Records that describe figures:
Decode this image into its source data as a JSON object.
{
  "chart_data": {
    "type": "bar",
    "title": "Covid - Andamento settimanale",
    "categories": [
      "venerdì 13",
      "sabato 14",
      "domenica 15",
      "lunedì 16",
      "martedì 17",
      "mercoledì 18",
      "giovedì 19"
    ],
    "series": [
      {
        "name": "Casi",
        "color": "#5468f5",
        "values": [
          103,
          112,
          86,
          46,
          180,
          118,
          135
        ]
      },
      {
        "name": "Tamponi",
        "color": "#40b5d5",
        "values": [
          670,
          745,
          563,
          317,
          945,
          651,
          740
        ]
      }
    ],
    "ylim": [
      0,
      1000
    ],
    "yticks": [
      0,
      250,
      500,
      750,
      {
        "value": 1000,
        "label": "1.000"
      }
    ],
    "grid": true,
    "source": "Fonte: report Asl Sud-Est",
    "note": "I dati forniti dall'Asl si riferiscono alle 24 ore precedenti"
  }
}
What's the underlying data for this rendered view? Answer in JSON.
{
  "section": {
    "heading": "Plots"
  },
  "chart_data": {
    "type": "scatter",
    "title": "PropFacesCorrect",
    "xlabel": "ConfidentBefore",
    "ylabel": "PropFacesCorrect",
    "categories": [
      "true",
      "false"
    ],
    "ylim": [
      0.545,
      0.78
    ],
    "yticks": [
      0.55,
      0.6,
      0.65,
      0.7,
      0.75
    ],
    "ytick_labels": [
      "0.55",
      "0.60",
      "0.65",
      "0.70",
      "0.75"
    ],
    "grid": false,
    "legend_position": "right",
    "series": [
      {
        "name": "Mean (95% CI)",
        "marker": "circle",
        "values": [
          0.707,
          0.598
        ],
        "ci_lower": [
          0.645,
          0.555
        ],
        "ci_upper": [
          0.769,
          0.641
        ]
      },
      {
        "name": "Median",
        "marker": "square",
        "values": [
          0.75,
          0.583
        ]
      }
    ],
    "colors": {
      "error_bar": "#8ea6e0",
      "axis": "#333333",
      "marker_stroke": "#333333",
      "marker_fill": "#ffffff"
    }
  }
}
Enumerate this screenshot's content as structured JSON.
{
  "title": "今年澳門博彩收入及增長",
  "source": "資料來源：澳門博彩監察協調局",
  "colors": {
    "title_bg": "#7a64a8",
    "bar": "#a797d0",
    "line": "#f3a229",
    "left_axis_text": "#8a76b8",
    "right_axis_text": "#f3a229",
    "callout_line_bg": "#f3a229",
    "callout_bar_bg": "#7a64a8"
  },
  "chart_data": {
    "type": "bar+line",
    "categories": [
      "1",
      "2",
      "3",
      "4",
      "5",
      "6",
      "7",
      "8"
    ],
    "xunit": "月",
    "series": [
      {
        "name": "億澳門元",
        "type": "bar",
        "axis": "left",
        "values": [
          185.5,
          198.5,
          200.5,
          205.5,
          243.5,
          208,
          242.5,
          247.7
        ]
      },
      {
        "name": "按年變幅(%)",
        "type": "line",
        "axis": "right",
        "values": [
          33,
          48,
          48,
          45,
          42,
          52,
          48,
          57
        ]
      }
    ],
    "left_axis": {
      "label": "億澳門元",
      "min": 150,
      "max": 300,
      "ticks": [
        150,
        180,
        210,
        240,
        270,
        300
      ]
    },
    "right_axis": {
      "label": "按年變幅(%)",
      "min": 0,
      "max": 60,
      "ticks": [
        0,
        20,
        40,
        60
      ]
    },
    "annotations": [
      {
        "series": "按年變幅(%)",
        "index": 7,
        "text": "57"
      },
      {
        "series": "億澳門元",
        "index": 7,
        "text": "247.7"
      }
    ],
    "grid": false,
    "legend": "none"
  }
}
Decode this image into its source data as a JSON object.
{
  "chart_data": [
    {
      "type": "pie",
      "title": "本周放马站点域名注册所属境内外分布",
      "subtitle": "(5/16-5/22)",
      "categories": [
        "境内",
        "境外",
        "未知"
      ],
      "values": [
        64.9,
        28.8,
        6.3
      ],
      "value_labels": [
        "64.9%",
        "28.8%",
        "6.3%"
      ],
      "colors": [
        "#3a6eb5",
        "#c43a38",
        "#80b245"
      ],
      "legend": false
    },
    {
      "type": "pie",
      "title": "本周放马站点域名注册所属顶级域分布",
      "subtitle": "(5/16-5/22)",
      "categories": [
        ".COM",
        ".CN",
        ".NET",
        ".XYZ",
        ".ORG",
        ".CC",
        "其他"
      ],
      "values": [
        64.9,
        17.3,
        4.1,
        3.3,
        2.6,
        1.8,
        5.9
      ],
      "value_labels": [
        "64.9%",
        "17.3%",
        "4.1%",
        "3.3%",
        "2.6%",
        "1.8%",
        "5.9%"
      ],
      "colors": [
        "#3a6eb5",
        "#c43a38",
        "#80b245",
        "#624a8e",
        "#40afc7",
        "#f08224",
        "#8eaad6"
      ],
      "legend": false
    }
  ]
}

→ **Set problem**: In this exercise, repeat all entries exactly.

→ **Written answer**:
Decode this image into its source data as a JSON object.
{
  "chart_data": {
    "type": "bar",
    "title": "Covid - Andamento settimanale",
    "categories": [
      "venerdì 13",
      "sabato 14",
      "domenica 15",
      "lunedì 16",
      "martedì 17",
      "mercoledì 18",
      "giovedì 19"
    ],
    "series": [
      {
        "name": "Casi",
        "color": "#5468f5",
        "values": [
          103,
          112,
          86,
          46,
          180,
          118,
          135
        ]
      },
      {
        "name": "Tamponi",
        "color": "#40b5d5",
        "values": [
          670,
          745,
          563,
          317,
          945,
          651,
          740
        ]
      }
    ],
    "ylim": [
      0,
      1000
    ],
    "yticks": [
      0,
      250,
      500,
      750,
      {
        "value": 1000,
        "label": "1.000"
      }
    ],
    "grid": true,
    "source": "Fonte: report Asl Sud-Est",
    "note": "I dati forniti dall'Asl si riferiscono alle 24 ore precedenti"
  }
}
What's the underlying data for this rendered view? Answer in JSON.
{
  "section": {
    "heading": "Plots"
  },
  "chart_data": {
    "type": "scatter",
    "title": "PropFacesCorrect",
    "xlabel": "ConfidentBefore",
    "ylabel": "PropFacesCorrect",
    "categories": [
      "true",
      "false"
    ],
    "ylim": [
      0.545,
      0.78
    ],
    "yticks": [
      0.55,
      0.6,
      0.65,
      0.7,
      0.75
    ],
    "ytick_labels": [
      "0.55",
      "0.60",
      "0.65",
      "0.70",
      "0.75"
    ],
    "grid": false,
    "legend_position": "right",
    "series": [
      {
        "name": "Mean (95% CI)",
        "marker": "circle",
        "values": [
          0.707,
          0.598
        ],
        "ci_lower": [
          0.645,
          0.555
        ],
        "ci_upper": [
          0.769,
          0.641
        ]
      },
      {
        "name": "Median",
        "marker": "square",
        "values": [
          0.75,
          0.583
        ]
      }
    ],
    "colors": {
      "error_bar": "#8ea6e0",
      "axis": "#333333",
      "marker_stroke": "#333333",
      "marker_fill": "#ffffff"
    }
  }
}
Enumerate this screenshot's content as structured JSON.
{
  "title": "今年澳門博彩收入及增長",
  "source": "資料來源：澳門博彩監察協調局",
  "colors": {
    "title_bg": "#7a64a8",
    "bar": "#a797d0",
    "line": "#f3a229",
    "left_axis_text": "#8a76b8",
    "right_axis_text": "#f3a229",
    "callout_line_bg": "#f3a229",
    "callout_bar_bg": "#7a64a8"
  },
  "chart_data": {
    "type": "bar+line",
    "categories": [
      "1",
      "2",
      "3",
      "4",
      "5",
      "6",
      "7",
      "8"
    ],
    "xunit": "月",
    "series": [
      {
        "name": "億澳門元",
        "type": "bar",
        "axis": "left",
        "values": [
          185.5,
          198.5,
          200.5,
          205.5,
          243.5,
          208,
          242.5,
          247.7
        ]
      },
      {
        "name": "按年變幅(%)",
        "type": "line",
        "axis": "right",
        "values": [
          33,
          48,
          48,
          45,
          42,
          52,
          48,
          57
        ]
      }
    ],
    "left_axis": {
      "label": "億澳門元",
      "min": 150,
      "max": 300,
      "ticks": [
        150,
        180,
        210,
        240,
        270,
        300
      ]
    },
    "right_axis": {
      "label": "按年變幅(%)",
      "min": 0,
      "max": 60,
      "ticks": [
        0,
        20,
        40,
        60
      ]
    },
    "annotations": [
      {
        "series": "按年變幅(%)",
        "index": 7,
        "text": "57"
      },
      {
        "series": "億澳門元",
        "index": 7,
        "text": "247.7"
      }
    ],
    "grid": false,
    "legend": "none"
  }
}
Decode this image into its source data as a JSON object.
{
  "chart_data": [
    {
      "type": "pie",
      "title": "本周放马站点域名注册所属境内外分布",
      "subtitle": "(5/16-5/22)",
      "categories": [
        "境内",
        "境外",
        "未知"
      ],
      "values": [
        64.9,
        28.8,
        6.3
      ],
      "value_labels": [
        "64.9%",
        "28.8%",
        "6.3%"
      ],
      "colors": [
        "#3a6eb5",
        "#c43a38",
        "#80b245"
      ],
      "legend": false
    },
    {
      "type": "pie",
      "title": "本周放马站点域名注册所属顶级域分布",
      "subtitle": "(5/16-5/22)",
      "categories": [
        ".COM",
        ".CN",
        ".NET",
        ".XYZ",
        ".ORG",
        ".CC",
        "其他"
      ],
      "values": [
        64.9,
        17.3,
        4.1,
        3.3,
        2.6,
        1.8,
        5.9
      ],
      "value_labels": [
        "64.9%",
        "17.3%",
        "4.1%",
        "3.3%",
        "2.6%",
        "1.8%",
        "5.9%"
      ],
      "colors": [
        "#3a6eb5",
        "#c43a38",
        "#80b245",
        "#624a8e",
        "#40afc7",
        "#f08224",
        "#8eaad6"
      ],
      "legend": false
    }
  ]
}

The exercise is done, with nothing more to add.